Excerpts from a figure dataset

================================

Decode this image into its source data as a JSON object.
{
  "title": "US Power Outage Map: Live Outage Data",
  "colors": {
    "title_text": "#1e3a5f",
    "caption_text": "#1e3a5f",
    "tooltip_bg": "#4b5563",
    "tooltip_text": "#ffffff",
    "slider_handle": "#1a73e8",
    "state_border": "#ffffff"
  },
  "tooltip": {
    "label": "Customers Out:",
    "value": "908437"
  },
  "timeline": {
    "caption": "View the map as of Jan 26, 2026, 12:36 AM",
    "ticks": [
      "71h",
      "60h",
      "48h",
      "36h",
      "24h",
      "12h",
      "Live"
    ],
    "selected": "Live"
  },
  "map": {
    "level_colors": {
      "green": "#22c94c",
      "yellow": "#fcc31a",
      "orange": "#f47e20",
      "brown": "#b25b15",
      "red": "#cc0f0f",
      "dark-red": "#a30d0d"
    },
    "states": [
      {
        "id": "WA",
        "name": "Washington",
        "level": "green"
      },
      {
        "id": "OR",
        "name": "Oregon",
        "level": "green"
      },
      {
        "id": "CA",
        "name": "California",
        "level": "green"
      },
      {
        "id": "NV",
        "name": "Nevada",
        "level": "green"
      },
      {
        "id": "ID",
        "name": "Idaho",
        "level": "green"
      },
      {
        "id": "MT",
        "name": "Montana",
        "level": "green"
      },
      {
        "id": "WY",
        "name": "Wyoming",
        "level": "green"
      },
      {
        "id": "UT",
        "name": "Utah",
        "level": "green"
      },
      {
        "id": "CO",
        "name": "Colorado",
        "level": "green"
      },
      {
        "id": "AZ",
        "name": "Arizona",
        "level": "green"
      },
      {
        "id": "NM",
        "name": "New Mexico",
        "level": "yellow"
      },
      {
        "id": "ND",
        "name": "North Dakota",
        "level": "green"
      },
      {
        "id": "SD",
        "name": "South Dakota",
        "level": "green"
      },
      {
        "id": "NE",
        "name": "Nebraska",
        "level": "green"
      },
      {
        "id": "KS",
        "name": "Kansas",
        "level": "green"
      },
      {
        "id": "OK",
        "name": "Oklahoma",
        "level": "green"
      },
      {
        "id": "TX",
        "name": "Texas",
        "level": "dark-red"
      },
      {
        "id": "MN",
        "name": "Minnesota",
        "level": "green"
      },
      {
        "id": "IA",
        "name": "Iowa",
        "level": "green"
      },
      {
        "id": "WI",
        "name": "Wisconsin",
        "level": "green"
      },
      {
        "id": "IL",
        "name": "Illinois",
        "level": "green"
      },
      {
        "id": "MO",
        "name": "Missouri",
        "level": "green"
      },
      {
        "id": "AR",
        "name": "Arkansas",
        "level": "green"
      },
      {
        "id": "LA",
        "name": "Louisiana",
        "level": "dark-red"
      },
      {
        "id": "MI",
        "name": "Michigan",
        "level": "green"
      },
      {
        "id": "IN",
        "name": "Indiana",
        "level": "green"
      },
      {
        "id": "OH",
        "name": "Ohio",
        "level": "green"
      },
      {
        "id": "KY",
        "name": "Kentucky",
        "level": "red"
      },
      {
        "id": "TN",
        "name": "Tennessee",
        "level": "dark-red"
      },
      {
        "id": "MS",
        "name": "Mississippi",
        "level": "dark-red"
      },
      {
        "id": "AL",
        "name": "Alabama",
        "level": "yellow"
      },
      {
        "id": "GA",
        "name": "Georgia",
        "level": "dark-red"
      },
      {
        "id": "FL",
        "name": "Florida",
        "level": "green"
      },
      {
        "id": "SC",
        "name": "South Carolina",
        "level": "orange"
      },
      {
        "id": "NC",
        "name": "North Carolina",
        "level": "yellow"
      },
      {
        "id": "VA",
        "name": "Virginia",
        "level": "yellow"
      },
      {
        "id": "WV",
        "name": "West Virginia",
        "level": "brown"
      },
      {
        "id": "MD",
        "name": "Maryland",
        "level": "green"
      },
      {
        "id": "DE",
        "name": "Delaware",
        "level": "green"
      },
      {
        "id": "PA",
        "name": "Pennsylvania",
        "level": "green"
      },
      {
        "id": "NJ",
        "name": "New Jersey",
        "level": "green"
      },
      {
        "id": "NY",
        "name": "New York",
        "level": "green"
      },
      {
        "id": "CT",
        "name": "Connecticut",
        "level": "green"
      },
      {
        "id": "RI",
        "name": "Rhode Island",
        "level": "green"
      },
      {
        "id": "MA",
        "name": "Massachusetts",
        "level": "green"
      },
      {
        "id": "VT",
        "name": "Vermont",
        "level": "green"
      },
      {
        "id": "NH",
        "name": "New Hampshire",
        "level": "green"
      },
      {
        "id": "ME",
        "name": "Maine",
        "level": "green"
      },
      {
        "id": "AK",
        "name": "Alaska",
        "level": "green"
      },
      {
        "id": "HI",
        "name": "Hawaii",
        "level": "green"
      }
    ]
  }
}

================================

**Task to complete**:
Transcribe every entry verbatim.

**Answer for this exercise**:
Decode this image into its source data as a JSON object.
{
  "title": "US Power Outage Map: Live Outage Data",
  "colors": {
    "title_text": "#1e3a5f",
    "caption_text": "#1e3a5f",
    "tooltip_bg": "#4b5563",
    "tooltip_text": "#ffffff",
    "slider_handle": "#1a73e8",
    "state_border": "#ffffff"
  },
  "tooltip": {
    "label": "Customers Out:",
    "value": "908437"
  },
  "timeline": {
    "caption": "View the map as of Jan 26, 2026, 12:36 AM",
    "ticks": [
      "71h",
      "60h",
      "48h",
      "36h",
      "24h",
      "12h",
      "Live"
    ],
    "selected": "Live"
  },
  "map": {
    "level_colors": {
      "green": "#22c94c",
      "yellow": "#fcc31a",
      "orange": "#f47e20",
      "brown": "#b25b15",
      "red": "#cc0f0f",
      "dark-red": "#a30d0d"
    },
    "states": [
      {
        "id": "WA",
        "name": "Washington",
        "level": "green"
      },
      {
        "id": "OR",
        "name": "Oregon",
        "level": "green"
      },
      {
        "id": "CA",
        "name": "California",
        "level": "green"
      },
      {
        "id": "NV",
        "name": "Nevada",
        "level": "green"
      },
      {
        "id": "ID",
        "name": "Idaho",
        "level": "green"
      },
      {
        "id": "MT",
        "name": "Montana",
        "level": "green"
      },
      {
        "id": "WY",
        "name": "Wyoming",
        "level": "green"
      },
      {
        "id": "UT",
        "name": "Utah",
        "level": "green"
      },
      {
        "id": "CO",
        "name": "Colorado",
        "level": "green"
      },
      {
        "id": "AZ",
        "name": "Arizona",
        "level": "green"
      },
      {
        "id": "NM",
        "name": "New Mexico",
        "level": "yellow"
      },
      {
        "id": "ND",
        "name": "North Dakota",
        "level": "green"
      },
      {
        "id": "SD",
        "name": "South Dakota",
        "level": "green"
      },
      {
        "id": "NE",
        "name": "Nebraska",
        "level": "green"
      },
      {
        "id": "KS",
        "name": "Kansas",
        "level": "green"
      },
      {
        "id": "OK",
        "name": "Oklahoma",
        "level": "green"
      },
      {
        "id": "TX",
        "name": "Texas",
        "level": "dark-red"
      },
      {
        "id": "MN",
        "name": "Minnesota",
        "level": "green"
      },
      {
        "id": "IA",
        "name": "Iowa",
        "level": "green"
      },
      {
        "id": "WI",
        "name": "Wisconsin",
        "level": "green"
      },
      {
        "id": "IL",
        "name": "Illinois",
        "level": "green"
      },
      {
        "id": "MO",
        "name": "Missouri",
        "level": "green"
      },
      {
        "id": "AR",
        "name": "Arkansas",
        "level": "green"
      },
      {
        "id": "LA",
        "name": "Louisiana",
        "level": "dark-red"
      },
      {
        "id": "MI",
        "name": "Michigan",
        "level": "green"
      },
      {
        "id": "IN",
        "name": "Indiana",
        "level": "green"
      },
      {
        "id": "OH",
        "name": "Ohio",
        "level": "green"
      },
      {
        "id": "KY",
        "name": "Kentucky",
        "level": "red"
      },
      {
        "id": "TN",
        "name": "Tennessee",
        "level": "dark-red"
      },
      {
        "id": "MS",
        "name": "Mississippi",
        "level": "dark-red"
      },
      {
        "id": "AL",
        "name": "Alabama",
        "level": "yellow"
      },
      {
        "id": "GA",
        "name": "Georgia",
        "level": "dark-red"
      },
      {
        "id": "FL",
        "name": "Florida",
        "level": "green"
      },
      {
        "id": "SC",
        "name": "South Carolina",
        "level": "orange"
      },
      {
        "id": "NC",
        "name": "North Carolina",
        "level": "yellow"
      },
      {
        "id": "VA",
        "name": "Virginia",
        "level": "yellow"
      },
      {
        "id": "WV",
        "name": "West Virginia",
        "level": "brown"
      },
      {
        "id": "MD",
        "name": "Maryland",
        "level": "green"
      },
      {
        "id": "DE",
        "name": "Delaware",
        "level": "green"
      },
      {
        "id": "PA",
        "name": "Pennsylvania",
        "level": "green"
      },
      {
        "id": "NJ",
        "name": "New Jersey",
        "level": "green"
      },
      {
        "id": "NY",
        "name": "New York",
        "level": "green"
      },
      {
        "id": "CT",
        "name": "Connecticut",
        "level": "green"
      },
      {
        "id": "RI",
        "name": "Rhode Island",
        "level": "green"
      },
      {
        "id": "MA",
        "name": "Massachusetts",
        "level": "green"
      },
      {
        "id": "VT",
        "name": "Vermont",
        "level": "green"
      },
      {
        "id": "NH",
        "name": "New Hampshire",
        "level": "green"
      },
      {
        "id": "ME",
        "name": "Maine",
        "level": "green"
      },
      {
        "id": "AK",
        "name": "Alaska",
        "level": "green"
      },
      {
        "id": "HI",
        "name": "Hawaii",
        "level": "green"
      }
    ]
  }
}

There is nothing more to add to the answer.